Input data →
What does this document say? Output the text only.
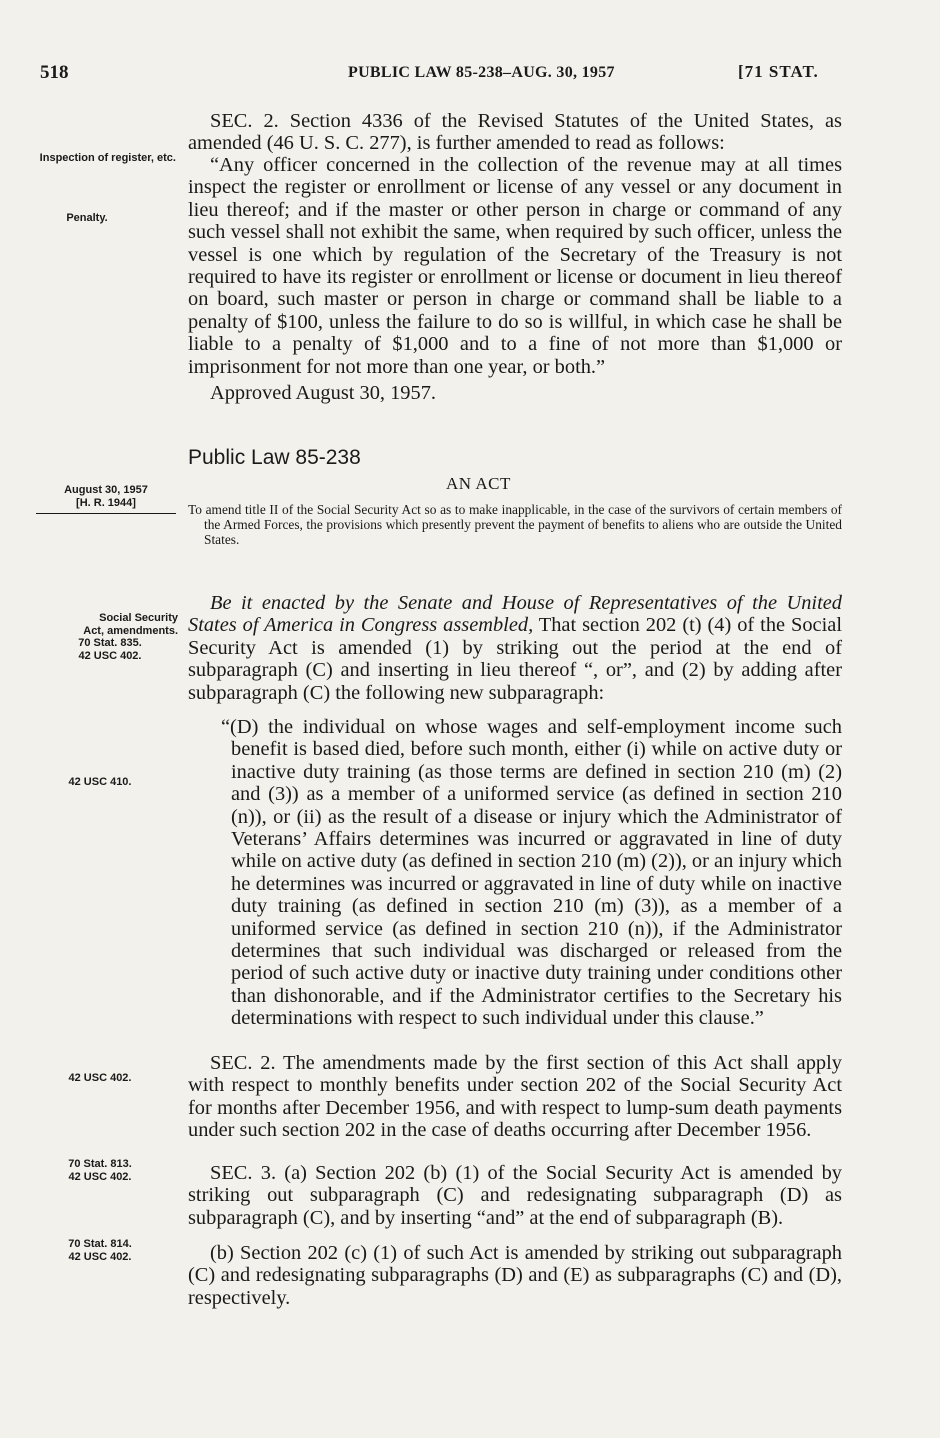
518	PUBLIC LAW 85-238–AUG. 30, 1957	[71 STAT.
SEC. 2. Section 4336 of the Revised Statutes of the United States, as amended (46 U. S. C. 277), is further amended to read as follows:
“Any officer concerned in the collection of the revenue may at all times inspect the register or enrollment or license of any vessel or any document in lieu thereof; and if the master or other person in charge or command of any such vessel shall not exhibit the same, when required by such officer, unless the vessel is one which by regulation of the Secretary of the Treasury is not required to have its register or enrollment or license or document in lieu thereof on board, such master or person in charge or command shall be liable to a penalty of $100, unless the failure to do so is willful, in which case he shall be liable to a penalty of $1,000 and to a fine of not more than $1,000 or imprisonment for not more than one year, or both.”
Approved August 30, 1957.
Inspection of register, etc.
Penalty.
Public Law 85-238
AN ACT
August 30, 1957
[H. R. 1944]	To amend title II of the Social Security Act so as to make inapplicable, in the case of the survivors of certain members of the Armed Forces, the provisions which presently prevent the payment of benefits to aliens who are outside the United States.
Be it enacted by the Senate and House of Representatives of the United States of America in Congress assembled, That section 202 (t) (4) of the Social Security Act is amended (1) by striking out the period at the end of subparagraph (C) and inserting in lieu thereof “, or”, and (2) by adding after subparagraph (C) the following new subparagraph:
Social Security
Act, amendments.
70 Stat. 835.
42 USC 402.
“(D) the individual on whose wages and self-employment income such benefit is based died, before such month, either (i) while on active duty or inactive duty training (as those terms are defined in section 210 (m) (2) and (3)) as a member of a uniformed service (as defined in section 210 (n)), or (ii) as the result of a disease or injury which the Administrator of Veterans’ Affairs determines was incurred or aggravated in line of duty while on active duty (as defined in section 210 (m) (2)), or an injury which he determines was incurred or aggravated in line of duty while on inactive duty training (as defined in section 210 (m) (3)), as a member of a uniformed service (as defined in section 210 (n)), if the Administrator determines that such individual was discharged or released from the period of such active duty or inactive duty training under conditions other than dishonorable, and if the Administrator certifies to the Secretary his determinations with respect to such individual under this clause.”
42 USC 410.
SEC. 2. The amendments made by the first section of this Act shall apply with respect to monthly benefits under section 202 of the Social Security Act for months after December 1956, and with respect to lump-sum death payments under such section 202 in the case of deaths occurring after December 1956.
42 USC 402.
SEC. 3. (a) Section 202 (b) (1) of the Social Security Act is amended by striking out subparagraph (C) and redesignating subparagraph (D) as subparagraph (C), and by inserting “and” at the end of subparagraph (B).
70 Stat. 813.
42 USC 402.
(b) Section 202 (c) (1) of such Act is amended by striking out subparagraph (C) and redesignating subparagraphs (D) and (E) as subparagraphs (C) and (D), respectively.
70 Stat. 814.
42 USC 402.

Task details →
Images do not belong in the copy; reproduce all other parts of the records above verbatim.

Solved problem →
What does this document say? Output the text only.
518	PUBLIC LAW 85-238–AUG. 30, 1957	[71 STAT.
SEC. 2. Section 4336 of the Revised Statutes of the United States, as amended (46 U. S. C. 277), is further amended to read as follows:
“Any officer concerned in the collection of the revenue may at all times inspect the register or enrollment or license of any vessel or any document in lieu thereof; and if the master or other person in charge or command of any such vessel shall not exhibit the same, when required by such officer, unless the vessel is one which by regulation of the Secretary of the Treasury is not required to have its register or enrollment or license or document in lieu thereof on board, such master or person in charge or command shall be liable to a penalty of $100, unless the failure to do so is willful, in which case he shall be liable to a penalty of $1,000 and to a fine of not more than $1,000 or imprisonment for not more than one year, or both.”
Approved August 30, 1957.
Inspection of register, etc.
Penalty.
Public Law 85-238
AN ACT
August 30, 1957
[H. R. 1944]	To amend title II of the Social Security Act so as to make inapplicable, in the case of the survivors of certain members of the Armed Forces, the provisions which presently prevent the payment of benefits to aliens who are outside the United States.
Be it enacted by the Senate and House of Representatives of the United States of America in Congress assembled, That section 202 (t) (4) of the Social Security Act is amended (1) by striking out the period at the end of subparagraph (C) and inserting in lieu thereof “, or”, and (2) by adding after subparagraph (C) the following new subparagraph:
Social Security
Act, amendments.
70 Stat. 835.
42 USC 402.
“(D) the individual on whose wages and self-employment income such benefit is based died, before such month, either (i) while on active duty or inactive duty training (as those terms are defined in section 210 (m) (2) and (3)) as a member of a uniformed service (as defined in section 210 (n)), or (ii) as the result of a disease or injury which the Administrator of Veterans’ Affairs determines was incurred or aggravated in line of duty while on active duty (as defined in section 210 (m) (2)), or an injury which he determines was incurred or aggravated in line of duty while on inactive duty training (as defined in section 210 (m) (3)), as a member of a uniformed service (as defined in section 210 (n)), if the Administrator determines that such individual was discharged or released from the period of such active duty or inactive duty training under conditions other than dishonorable, and if the Administrator certifies to the Secretary his determinations with respect to such individual under this clause.”
42 USC 410.
SEC. 2. The amendments made by the first section of this Act shall apply with respect to monthly benefits under section 202 of the Social Security Act for months after December 1956, and with respect to lump-sum death payments under such section 202 in the case of deaths occurring after December 1956.
42 USC 402.
SEC. 3. (a) Section 202 (b) (1) of the Social Security Act is amended by striking out subparagraph (C) and redesignating subparagraph (D) as subparagraph (C), and by inserting “and” at the end of subparagraph (B).
70 Stat. 813.
42 USC 402.
(b) Section 202 (c) (1) of such Act is amended by striking out subparagraph (C) and redesignating subparagraphs (D) and (E) as subparagraphs (C) and (D), respectively.
70 Stat. 814.
42 USC 402.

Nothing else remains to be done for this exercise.